**REQUEST:** Collect all lines below with the string "toilet".

(Data entries for graphics)
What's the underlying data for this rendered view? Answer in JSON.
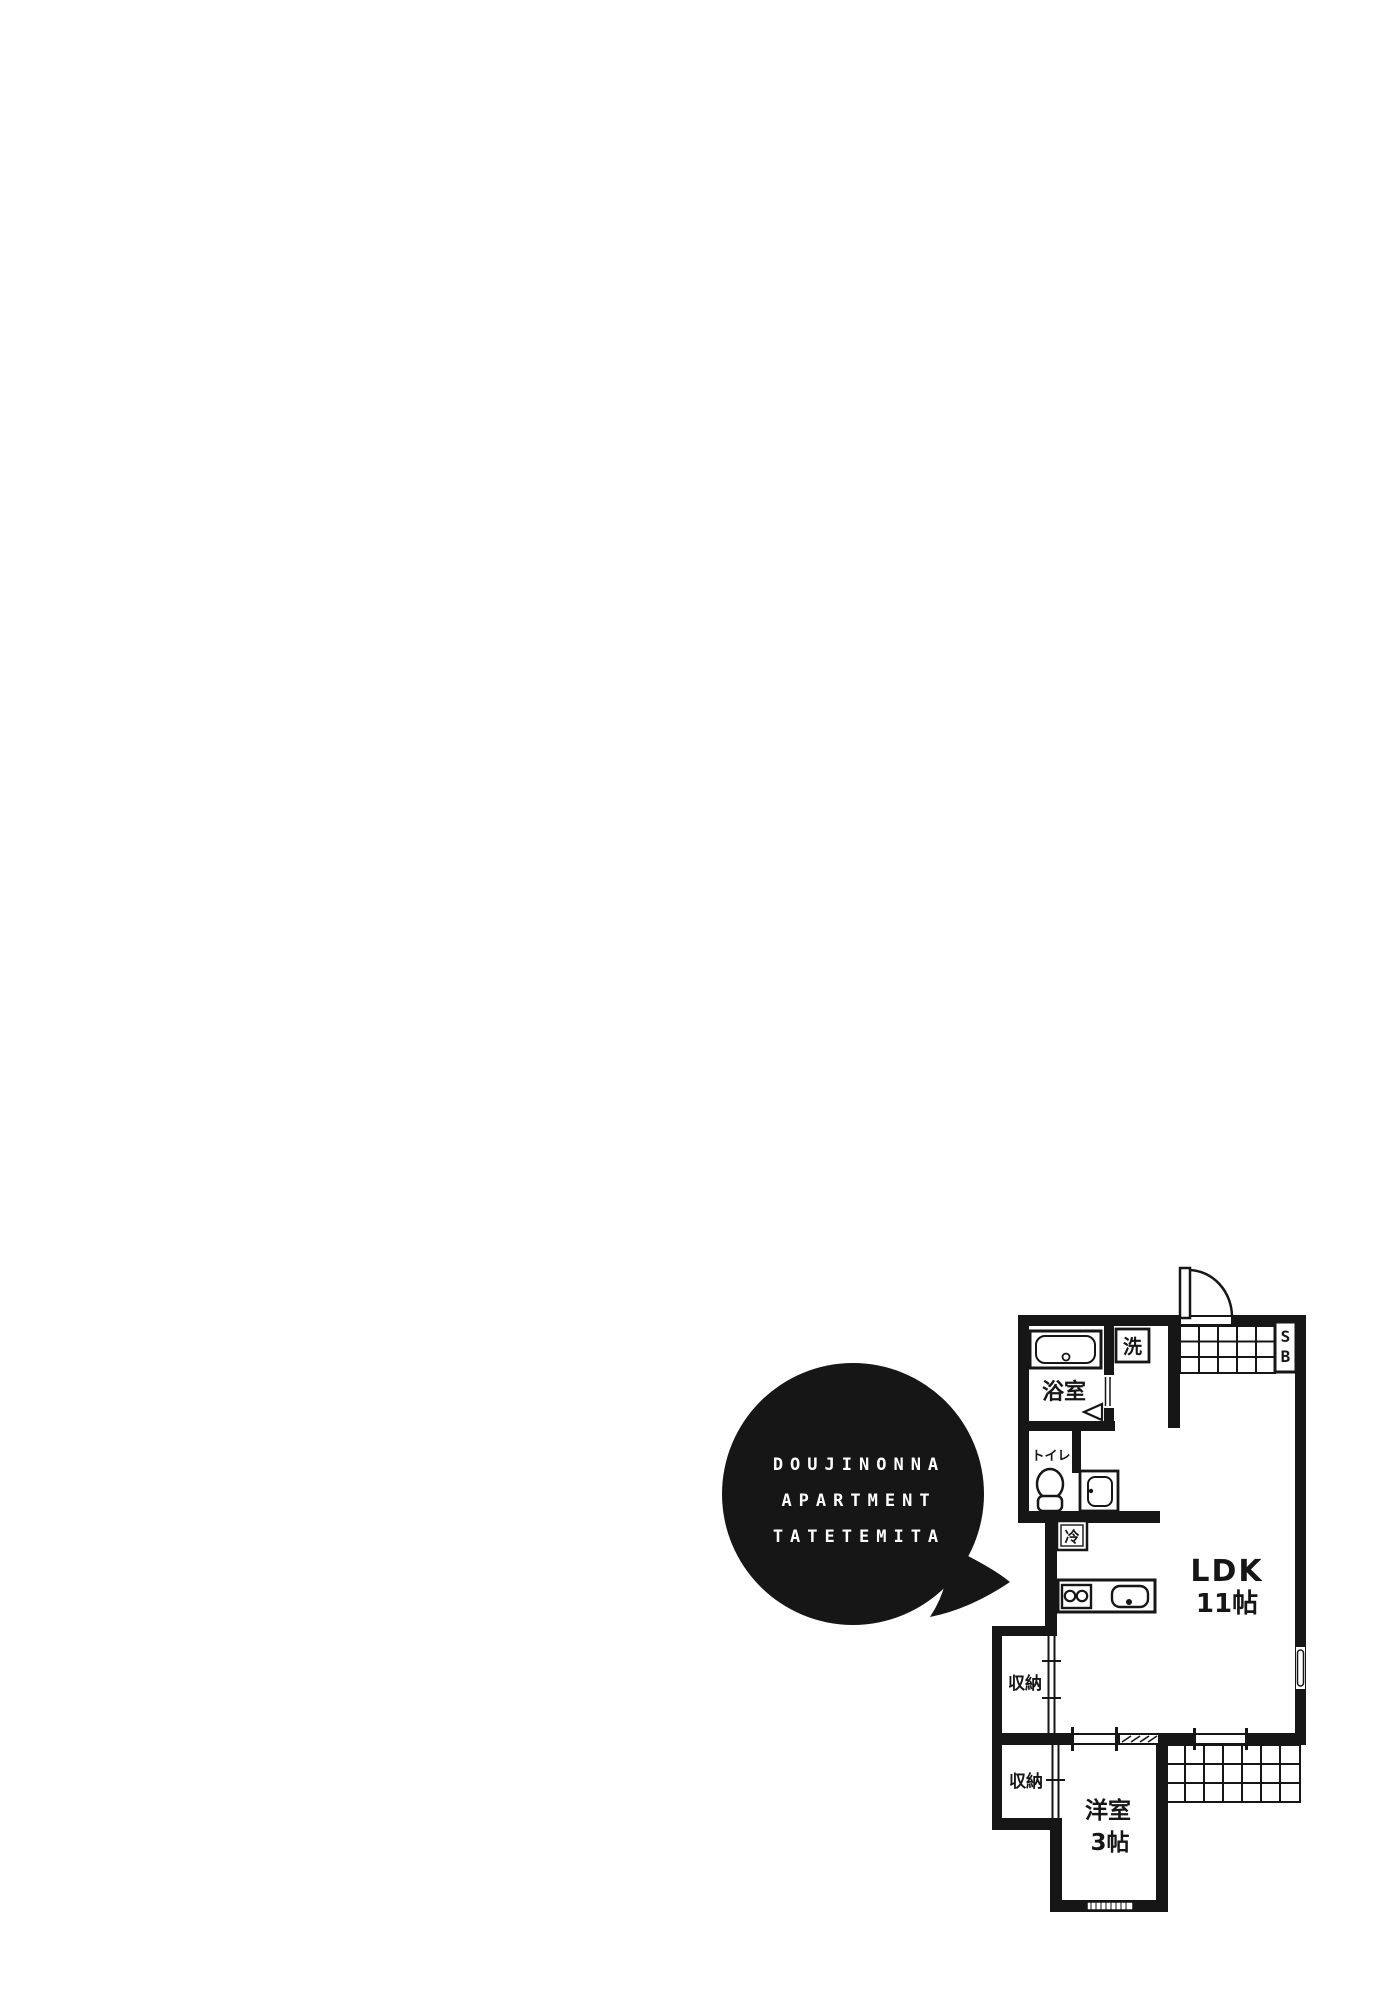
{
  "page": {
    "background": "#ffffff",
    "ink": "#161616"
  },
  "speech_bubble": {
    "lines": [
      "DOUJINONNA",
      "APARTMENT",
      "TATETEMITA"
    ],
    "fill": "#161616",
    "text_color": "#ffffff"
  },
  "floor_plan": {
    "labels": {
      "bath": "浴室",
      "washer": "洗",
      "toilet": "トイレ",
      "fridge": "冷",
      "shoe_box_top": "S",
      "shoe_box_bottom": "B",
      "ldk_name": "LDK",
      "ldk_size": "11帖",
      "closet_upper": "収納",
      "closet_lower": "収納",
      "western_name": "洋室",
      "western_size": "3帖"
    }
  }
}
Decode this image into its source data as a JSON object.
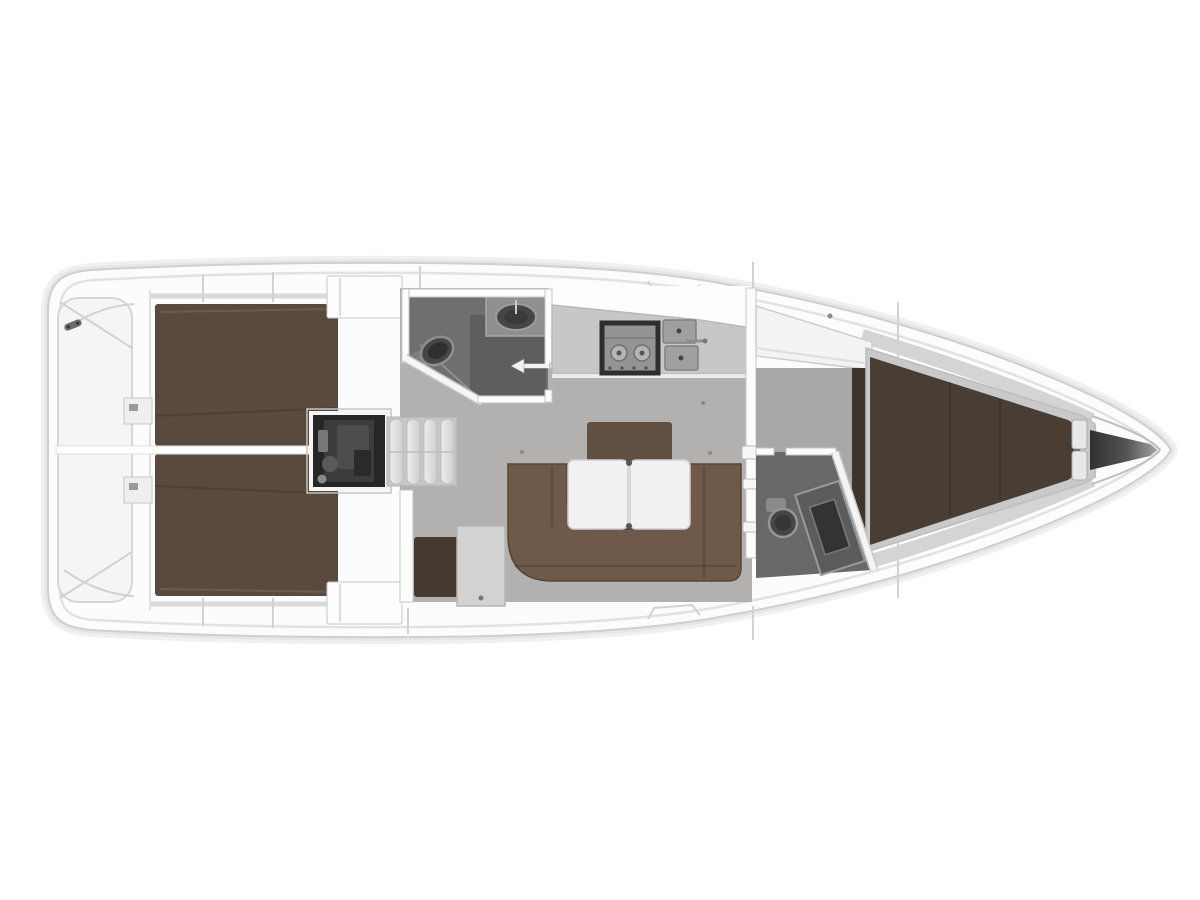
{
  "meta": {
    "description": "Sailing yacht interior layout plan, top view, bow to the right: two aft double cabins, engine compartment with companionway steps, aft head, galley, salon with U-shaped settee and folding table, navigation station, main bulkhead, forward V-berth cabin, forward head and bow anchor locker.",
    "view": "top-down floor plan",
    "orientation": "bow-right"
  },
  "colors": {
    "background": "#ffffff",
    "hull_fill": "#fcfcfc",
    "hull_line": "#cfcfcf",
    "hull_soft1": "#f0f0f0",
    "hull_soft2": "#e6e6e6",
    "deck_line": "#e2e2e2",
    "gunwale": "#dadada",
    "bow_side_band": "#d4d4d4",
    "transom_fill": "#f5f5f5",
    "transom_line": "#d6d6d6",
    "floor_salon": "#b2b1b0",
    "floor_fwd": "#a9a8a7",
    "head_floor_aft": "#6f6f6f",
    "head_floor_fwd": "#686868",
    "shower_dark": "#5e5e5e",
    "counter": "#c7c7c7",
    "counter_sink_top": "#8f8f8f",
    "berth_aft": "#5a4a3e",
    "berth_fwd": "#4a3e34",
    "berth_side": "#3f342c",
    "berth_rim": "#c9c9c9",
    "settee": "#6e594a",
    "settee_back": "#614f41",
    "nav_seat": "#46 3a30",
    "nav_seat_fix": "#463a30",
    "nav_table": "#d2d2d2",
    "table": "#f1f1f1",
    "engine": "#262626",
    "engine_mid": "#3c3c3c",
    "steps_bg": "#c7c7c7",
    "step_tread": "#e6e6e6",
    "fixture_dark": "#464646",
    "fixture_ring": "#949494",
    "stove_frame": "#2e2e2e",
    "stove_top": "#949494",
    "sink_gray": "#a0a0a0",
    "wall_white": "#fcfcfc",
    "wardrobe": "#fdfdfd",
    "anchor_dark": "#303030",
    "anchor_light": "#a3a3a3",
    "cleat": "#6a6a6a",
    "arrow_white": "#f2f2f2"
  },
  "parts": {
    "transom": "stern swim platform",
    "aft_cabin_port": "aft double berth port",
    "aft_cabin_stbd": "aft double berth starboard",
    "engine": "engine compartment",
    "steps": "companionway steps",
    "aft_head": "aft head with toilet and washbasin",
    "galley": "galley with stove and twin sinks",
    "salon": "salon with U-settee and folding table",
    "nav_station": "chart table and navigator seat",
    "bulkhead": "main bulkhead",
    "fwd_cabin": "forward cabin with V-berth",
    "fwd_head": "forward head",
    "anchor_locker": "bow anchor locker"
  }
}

**RESPONSE TO THE TASK:**
      "toilet": "トイレ",
    "aft_head": "aft head with toilet and washbasin",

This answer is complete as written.